◆ Task brief ◆
Pull out every line below that contains the word "matières".

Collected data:
════════════════
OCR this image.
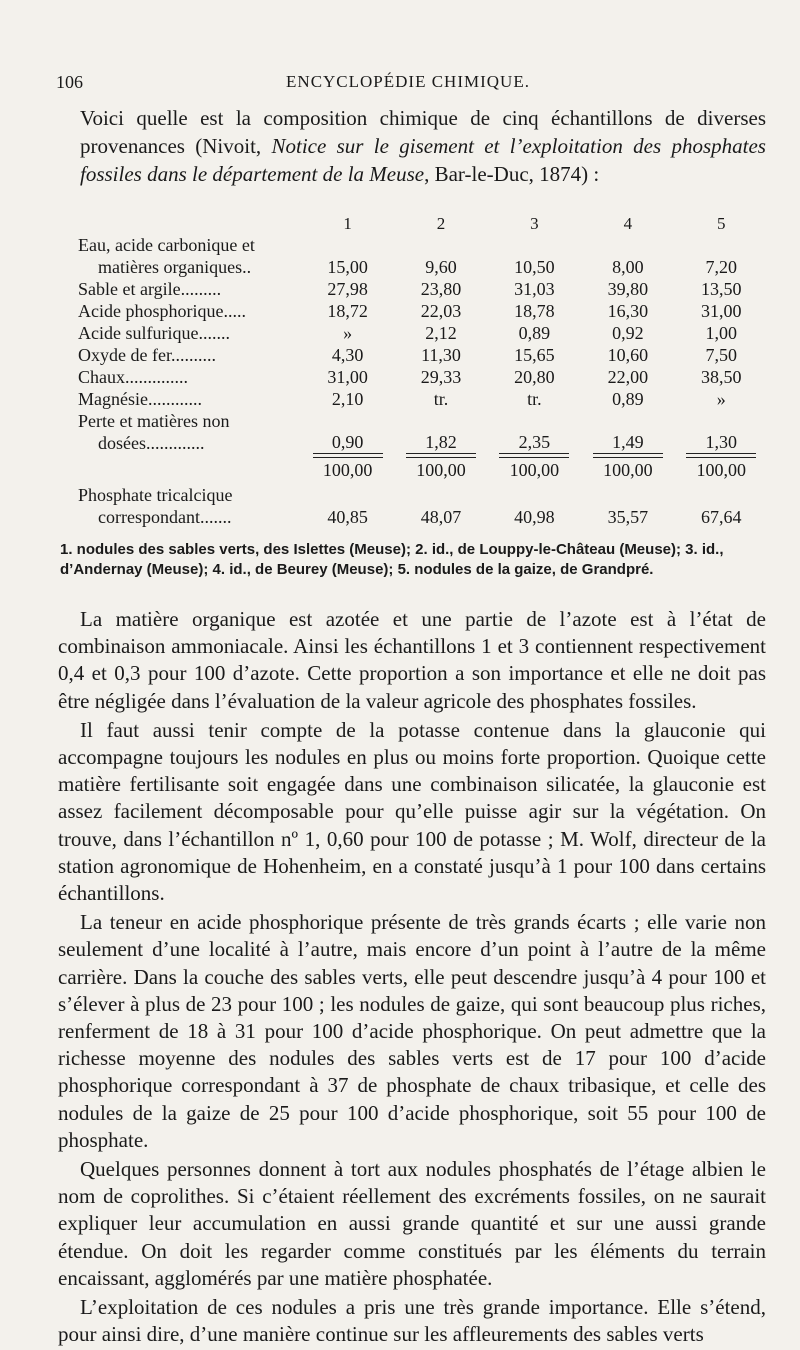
106	ENCYCLOPÉDIE CHIMIQUE.

Voici quelle est la composition chimique de cinq échantillons de diverses provenances (Nivoit, Notice sur le gisement et l’exploitation des phosphates fossiles dans le département de la Meuse, Bar-le-Duc, 1874) :

	1	2	3	4	5
Eau, acide carbonique et					
matières organiques..	15,00	9,60	10,50	8,00	7,20
Sable et argile.........	27,98	23,80	31,03	39,80	13,50
Acide phosphorique.....	18,72	22,03	18,78	16,30	31,00
Acide sulfurique.......	»	2,12	0,89	0,92	1,00
Oxyde de fer..........	4,30	11,30	15,65	10,60	7,50
Chaux..............	31,00	29,33	20,80	22,00	38,50
Magnésie............	2,10	tr.	tr.	0,89	»
Perte et matières non					
dosées.............	0,90	1,82	2,35	1,49	1,30
	100,00	100,00	100,00	100,00	100,00
Phosphate tricalcique					
correspondant.......	40,85	48,07	40,98	35,57	67,64

1. nodules des sables verts, des Islettes (Meuse); 2. id., de Louppy-le-Château (Meuse); 3. id., d’Andernay (Meuse); 4. id., de Beurey (Meuse); 5. nodules de la gaize, de Grandpré.

La matière organique est azotée et une partie de l’azote est à l’état de combinaison ammoniacale. Ainsi les échantillons 1 et 3 contiennent respectivement 0,4 et 0,3 pour 100 d’azote. Cette proportion a son importance et elle ne doit pas être négligée dans l’évaluation de la valeur agricole des phosphates fossiles.

Il faut aussi tenir compte de la potasse contenue dans la glauconie qui accompagne toujours les nodules en plus ou moins forte proportion. Quoique cette matière fertilisante soit engagée dans une combinaison silicatée, la glauconie est assez facilement décomposable pour qu’elle puisse agir sur la végétation. On trouve, dans l’échantillon nº 1, 0,60 pour 100 de potasse ; M. Wolf, directeur de la station agronomique de Hohenheim, en a constaté jusqu’à 1 pour 100 dans certains échantillons.

La teneur en acide phosphorique présente de très grands écarts ; elle varie non seulement d’une localité à l’autre, mais encore d’un point à l’autre de la même carrière. Dans la couche des sables verts, elle peut descendre jusqu’à 4 pour 100 et s’élever à plus de 23 pour 100 ; les nodules de gaize, qui sont beaucoup plus riches, renferment de 18 à 31 pour 100 d’acide phosphorique. On peut admettre que la richesse moyenne des nodules des sables verts est de 17 pour 100 d’acide phosphorique correspondant à 37 de phosphate de chaux tribasique, et celle des nodules de la gaize de 25 pour 100 d’acide phosphorique, soit 55 pour 100 de phosphate.

Quelques personnes donnent à tort aux nodules phosphatés de l’étage albien le nom de coprolithes. Si c’étaient réellement des excréments fossiles, on ne saurait expliquer leur accumulation en aussi grande quantité et sur une aussi grande étendue. On doit les regarder comme constitués par les éléments du terrain encaissant, agglomérés par une matière phosphatée.

L’exploitation de ces nodules a pris une très grande importance. Elle s’étend, pour ainsi dire, d’une manière continue sur les affleurements des sables verts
════════════════
◆ Exercise result ◆
matières organiques..	15,00	9,60	10,50	8,00	7,20
Perte et matières non					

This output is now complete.